> [OBJECTIVE]: Identify the lines containing the word "processors". Copy each one.

> [Extracted records]:
____
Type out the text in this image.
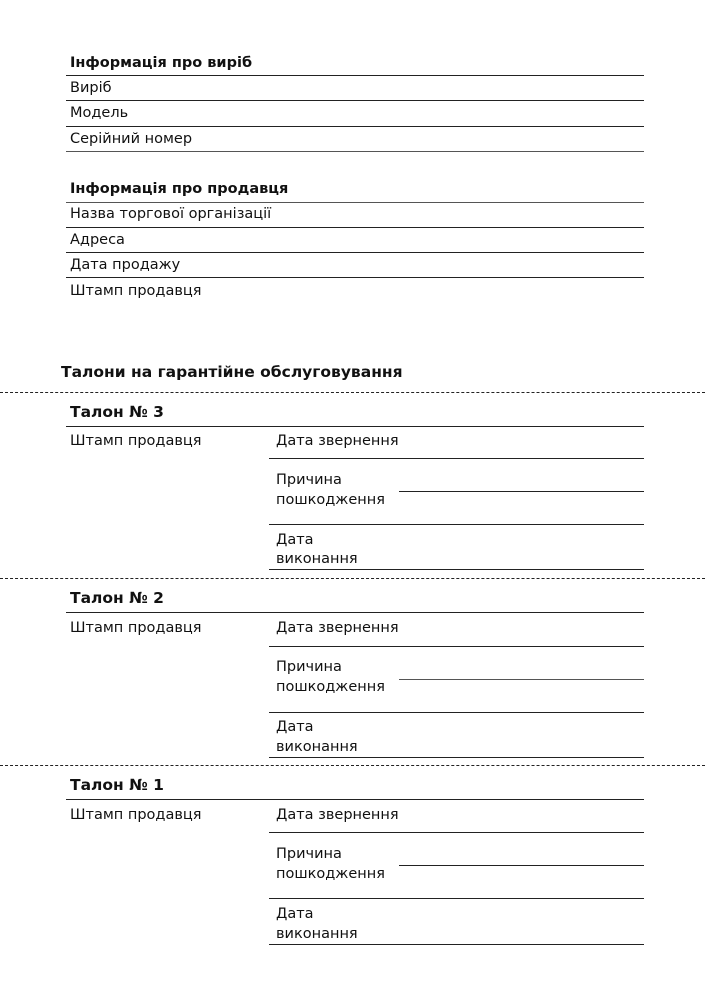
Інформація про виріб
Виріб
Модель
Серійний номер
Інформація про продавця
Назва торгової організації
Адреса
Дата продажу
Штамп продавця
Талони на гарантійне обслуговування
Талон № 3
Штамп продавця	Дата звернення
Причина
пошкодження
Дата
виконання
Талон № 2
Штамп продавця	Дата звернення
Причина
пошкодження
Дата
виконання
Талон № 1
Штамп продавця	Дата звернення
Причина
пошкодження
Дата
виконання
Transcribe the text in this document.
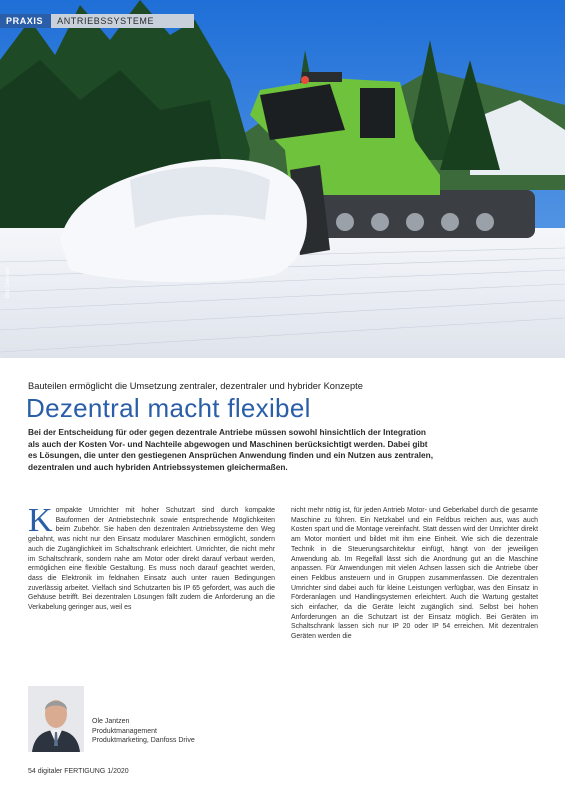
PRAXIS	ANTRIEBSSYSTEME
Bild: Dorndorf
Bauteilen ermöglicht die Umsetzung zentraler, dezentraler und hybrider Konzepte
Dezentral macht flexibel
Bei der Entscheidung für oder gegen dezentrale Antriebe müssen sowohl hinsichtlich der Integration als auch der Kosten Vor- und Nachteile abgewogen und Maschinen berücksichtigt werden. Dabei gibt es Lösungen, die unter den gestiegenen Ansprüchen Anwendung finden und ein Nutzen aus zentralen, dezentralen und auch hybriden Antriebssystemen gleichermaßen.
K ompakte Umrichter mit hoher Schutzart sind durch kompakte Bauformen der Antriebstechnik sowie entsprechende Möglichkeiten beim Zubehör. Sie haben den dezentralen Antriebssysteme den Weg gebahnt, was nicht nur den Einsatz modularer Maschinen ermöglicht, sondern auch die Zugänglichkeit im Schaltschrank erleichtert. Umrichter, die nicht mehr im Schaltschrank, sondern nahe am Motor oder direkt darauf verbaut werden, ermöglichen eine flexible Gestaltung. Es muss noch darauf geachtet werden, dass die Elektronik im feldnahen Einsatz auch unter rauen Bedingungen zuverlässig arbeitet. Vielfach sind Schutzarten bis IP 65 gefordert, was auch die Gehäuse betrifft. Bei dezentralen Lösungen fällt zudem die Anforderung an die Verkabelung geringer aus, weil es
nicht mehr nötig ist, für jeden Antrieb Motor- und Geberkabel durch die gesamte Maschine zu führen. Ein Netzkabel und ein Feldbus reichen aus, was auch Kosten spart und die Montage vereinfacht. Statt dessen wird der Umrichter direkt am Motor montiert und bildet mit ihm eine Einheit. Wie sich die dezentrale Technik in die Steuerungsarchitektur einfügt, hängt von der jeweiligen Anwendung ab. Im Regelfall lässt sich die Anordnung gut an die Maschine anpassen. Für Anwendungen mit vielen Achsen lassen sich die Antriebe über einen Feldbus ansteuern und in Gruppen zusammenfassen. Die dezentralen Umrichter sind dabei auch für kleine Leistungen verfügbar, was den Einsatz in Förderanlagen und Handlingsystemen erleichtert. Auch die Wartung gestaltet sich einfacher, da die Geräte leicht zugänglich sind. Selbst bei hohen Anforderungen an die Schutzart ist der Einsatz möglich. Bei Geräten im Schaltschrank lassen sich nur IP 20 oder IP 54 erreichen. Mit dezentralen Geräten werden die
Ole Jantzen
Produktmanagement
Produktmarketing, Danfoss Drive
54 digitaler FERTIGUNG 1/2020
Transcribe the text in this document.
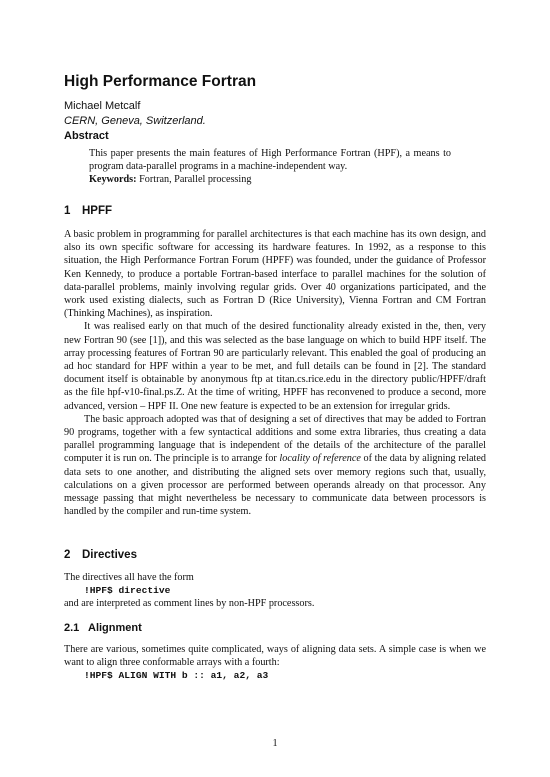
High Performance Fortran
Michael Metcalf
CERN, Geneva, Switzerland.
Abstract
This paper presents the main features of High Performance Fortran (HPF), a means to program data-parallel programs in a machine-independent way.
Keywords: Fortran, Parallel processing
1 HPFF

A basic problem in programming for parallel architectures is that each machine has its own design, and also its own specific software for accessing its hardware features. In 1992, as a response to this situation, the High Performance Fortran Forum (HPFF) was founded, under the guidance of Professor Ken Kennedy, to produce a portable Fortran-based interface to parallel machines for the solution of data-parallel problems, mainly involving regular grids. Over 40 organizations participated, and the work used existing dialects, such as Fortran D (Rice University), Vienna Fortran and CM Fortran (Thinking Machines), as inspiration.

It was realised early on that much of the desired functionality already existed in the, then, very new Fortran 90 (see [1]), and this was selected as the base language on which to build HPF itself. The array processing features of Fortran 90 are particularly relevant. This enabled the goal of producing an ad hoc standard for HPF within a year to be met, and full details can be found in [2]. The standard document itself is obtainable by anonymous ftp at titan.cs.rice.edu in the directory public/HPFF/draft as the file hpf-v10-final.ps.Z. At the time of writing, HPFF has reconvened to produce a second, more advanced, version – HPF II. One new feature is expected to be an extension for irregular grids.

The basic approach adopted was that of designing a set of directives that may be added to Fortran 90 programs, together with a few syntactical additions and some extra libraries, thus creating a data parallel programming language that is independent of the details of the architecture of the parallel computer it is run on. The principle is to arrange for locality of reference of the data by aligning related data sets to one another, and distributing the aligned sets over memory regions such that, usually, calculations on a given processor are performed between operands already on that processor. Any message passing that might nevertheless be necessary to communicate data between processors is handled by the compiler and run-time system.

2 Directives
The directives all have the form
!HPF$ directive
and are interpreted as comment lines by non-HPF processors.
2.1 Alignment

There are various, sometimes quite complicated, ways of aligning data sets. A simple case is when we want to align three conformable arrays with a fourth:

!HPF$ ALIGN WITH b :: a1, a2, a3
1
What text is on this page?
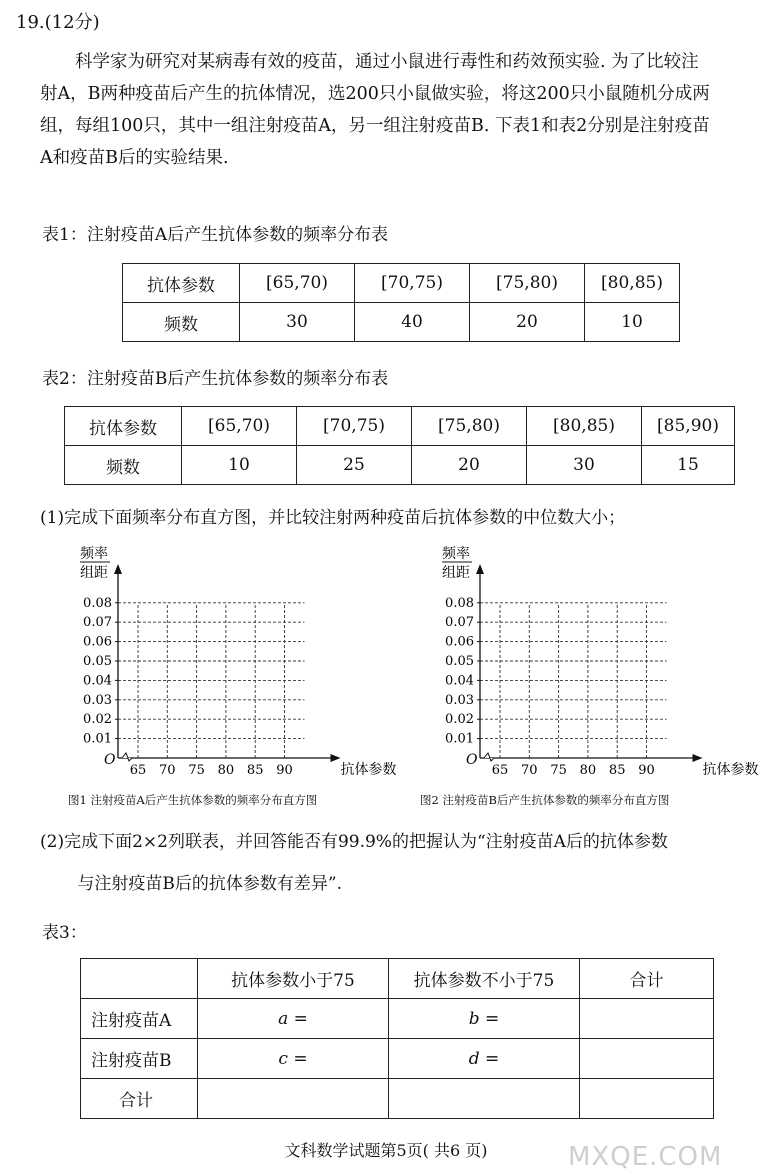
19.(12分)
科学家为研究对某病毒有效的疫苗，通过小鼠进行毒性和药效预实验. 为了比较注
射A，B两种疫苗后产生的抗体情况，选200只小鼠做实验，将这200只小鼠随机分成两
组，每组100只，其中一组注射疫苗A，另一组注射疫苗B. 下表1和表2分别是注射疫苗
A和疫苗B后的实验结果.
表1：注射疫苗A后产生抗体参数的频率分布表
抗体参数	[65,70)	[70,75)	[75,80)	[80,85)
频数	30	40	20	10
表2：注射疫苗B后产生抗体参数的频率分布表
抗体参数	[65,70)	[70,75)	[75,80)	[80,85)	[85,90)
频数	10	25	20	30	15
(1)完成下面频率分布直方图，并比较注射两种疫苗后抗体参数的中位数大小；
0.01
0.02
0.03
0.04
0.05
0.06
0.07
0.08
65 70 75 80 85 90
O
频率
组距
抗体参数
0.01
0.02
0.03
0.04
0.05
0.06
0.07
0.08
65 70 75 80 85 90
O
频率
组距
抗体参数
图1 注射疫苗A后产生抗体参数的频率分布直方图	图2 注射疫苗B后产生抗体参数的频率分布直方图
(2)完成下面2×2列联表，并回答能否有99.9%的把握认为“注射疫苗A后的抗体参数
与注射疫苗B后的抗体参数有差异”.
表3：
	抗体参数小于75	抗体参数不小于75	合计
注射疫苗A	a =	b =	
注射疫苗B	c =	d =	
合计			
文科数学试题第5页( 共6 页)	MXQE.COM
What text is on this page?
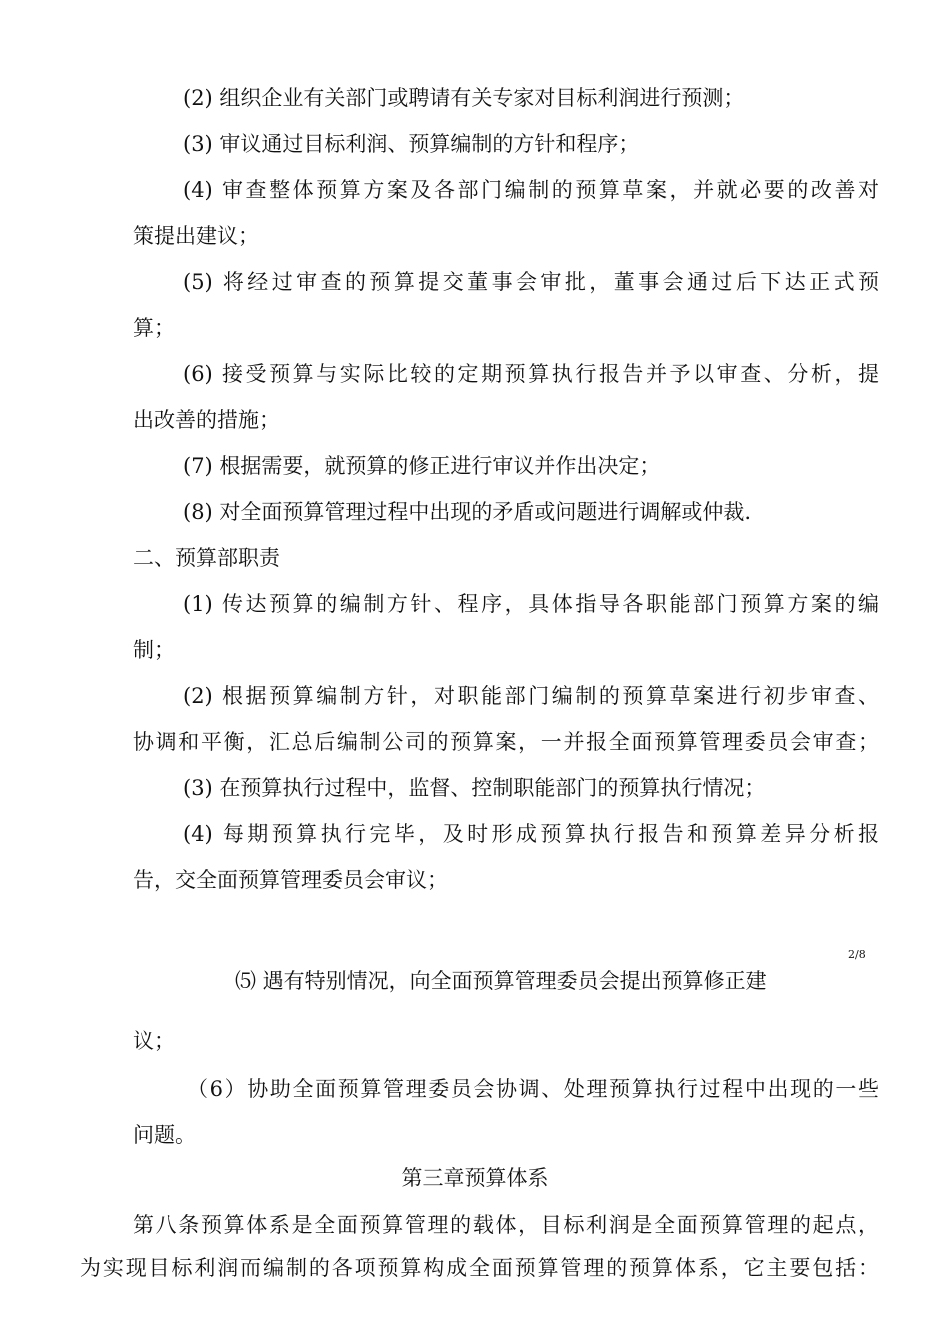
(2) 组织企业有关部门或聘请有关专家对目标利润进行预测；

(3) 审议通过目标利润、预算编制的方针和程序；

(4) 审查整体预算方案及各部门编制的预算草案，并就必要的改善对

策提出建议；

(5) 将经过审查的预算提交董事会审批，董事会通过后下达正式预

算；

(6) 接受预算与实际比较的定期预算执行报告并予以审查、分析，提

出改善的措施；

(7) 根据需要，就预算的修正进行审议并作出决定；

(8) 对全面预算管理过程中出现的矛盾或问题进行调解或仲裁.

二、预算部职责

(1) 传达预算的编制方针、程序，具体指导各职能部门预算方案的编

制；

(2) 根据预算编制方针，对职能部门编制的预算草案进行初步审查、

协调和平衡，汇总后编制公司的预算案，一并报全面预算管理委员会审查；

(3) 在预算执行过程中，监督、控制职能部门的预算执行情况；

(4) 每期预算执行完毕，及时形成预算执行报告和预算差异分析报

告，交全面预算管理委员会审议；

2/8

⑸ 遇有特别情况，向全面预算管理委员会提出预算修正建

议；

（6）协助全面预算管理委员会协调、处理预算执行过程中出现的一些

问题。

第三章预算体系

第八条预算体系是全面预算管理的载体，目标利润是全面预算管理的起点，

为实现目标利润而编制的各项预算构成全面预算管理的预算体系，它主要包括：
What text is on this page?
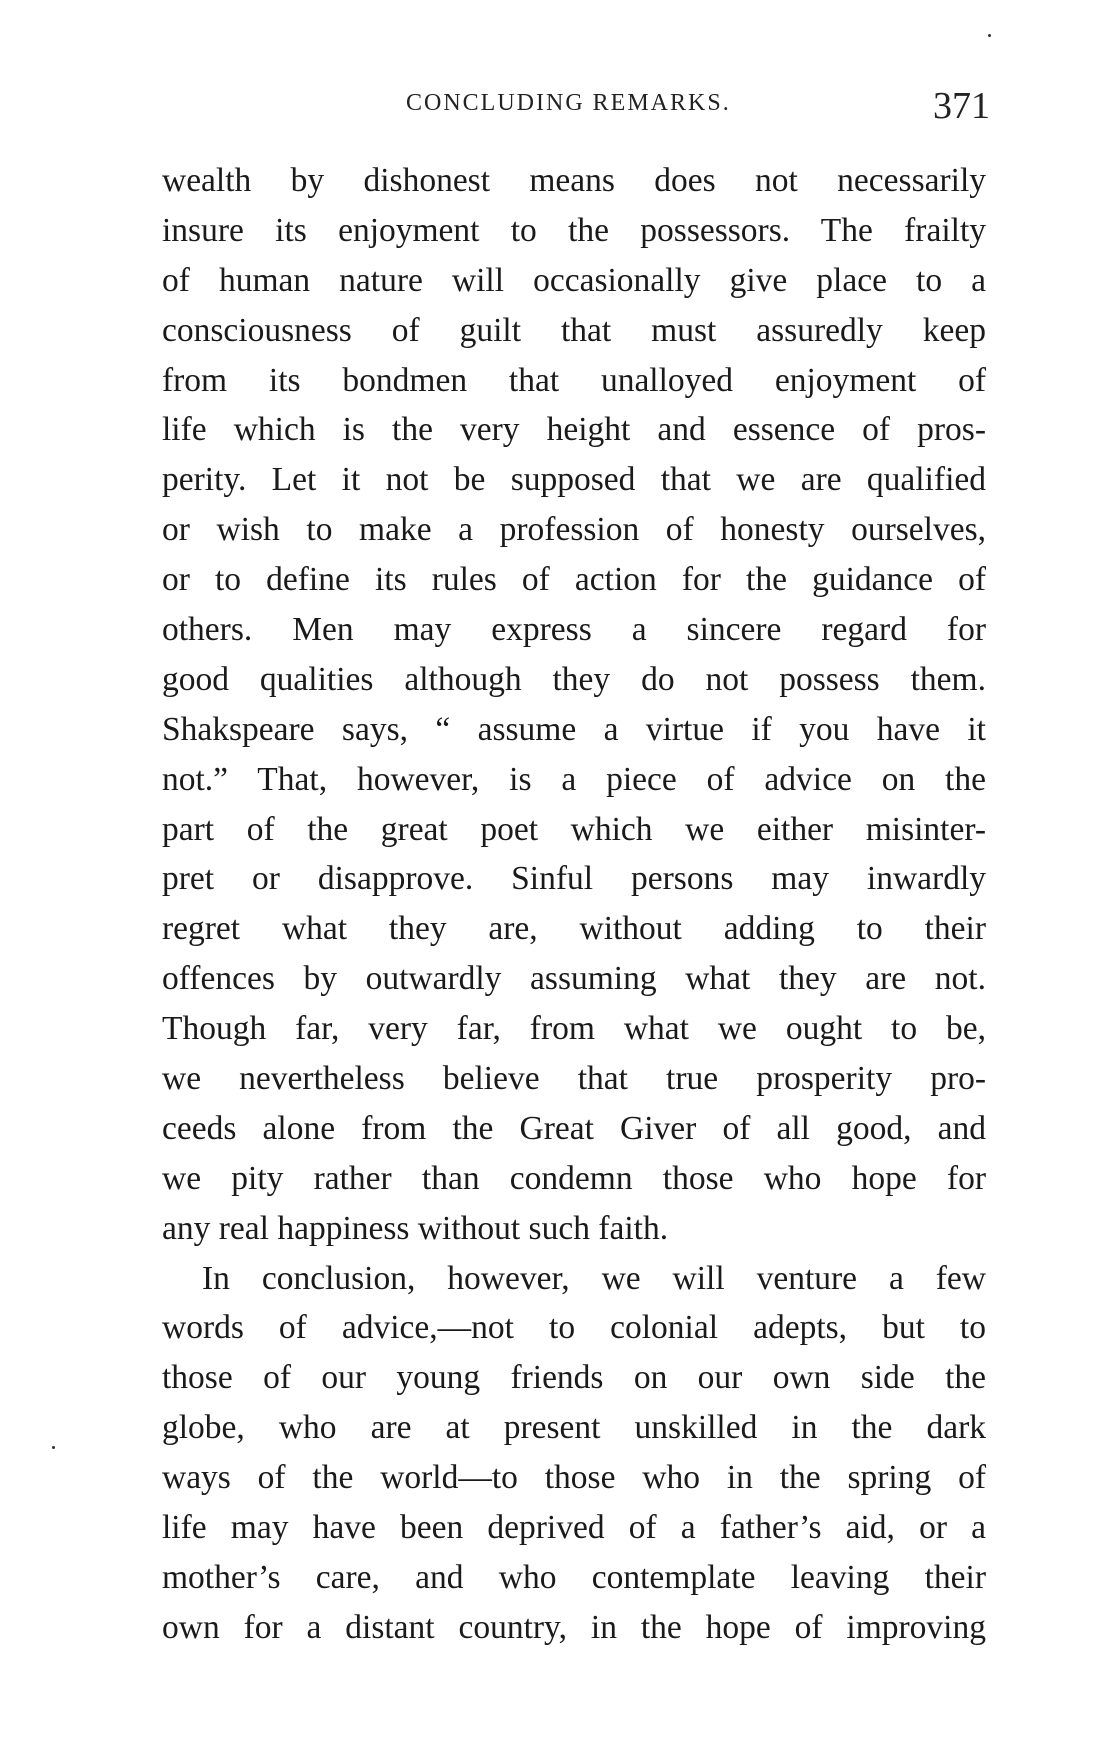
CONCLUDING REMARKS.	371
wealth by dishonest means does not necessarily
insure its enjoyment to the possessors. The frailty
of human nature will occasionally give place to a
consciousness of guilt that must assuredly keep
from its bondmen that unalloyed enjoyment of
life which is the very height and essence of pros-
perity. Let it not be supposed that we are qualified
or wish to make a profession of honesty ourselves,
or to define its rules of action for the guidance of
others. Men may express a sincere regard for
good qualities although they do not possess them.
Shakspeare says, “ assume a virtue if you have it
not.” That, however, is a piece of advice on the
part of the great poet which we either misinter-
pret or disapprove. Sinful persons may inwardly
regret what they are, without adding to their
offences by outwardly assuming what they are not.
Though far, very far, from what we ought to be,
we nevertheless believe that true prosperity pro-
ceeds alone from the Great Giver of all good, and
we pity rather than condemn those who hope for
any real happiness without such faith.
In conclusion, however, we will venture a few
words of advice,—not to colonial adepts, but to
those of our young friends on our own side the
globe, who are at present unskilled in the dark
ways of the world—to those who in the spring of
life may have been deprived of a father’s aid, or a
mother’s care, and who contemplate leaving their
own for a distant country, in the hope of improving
____
> [THE ANSWER]:
The basic approach adopted was that of designing a set of directives that may be added to Fortran 90 programs, together with a few syntactical additions and some extra libraries, thus creating a data parallel programming language that is independent of the details of the architecture of the parallel computer it is run on. The principle is to arrange for locality of reference of the data by aligning related data sets to one another, and distributing the aligned sets over memory regions such that, usually, calculations on a given processor are performed between operands already on that processor. Any message passing that might nevertheless be necessary to communicate data between processors is handled by the compiler and run-time system.
and are interpreted as comment lines by non-HPF processors.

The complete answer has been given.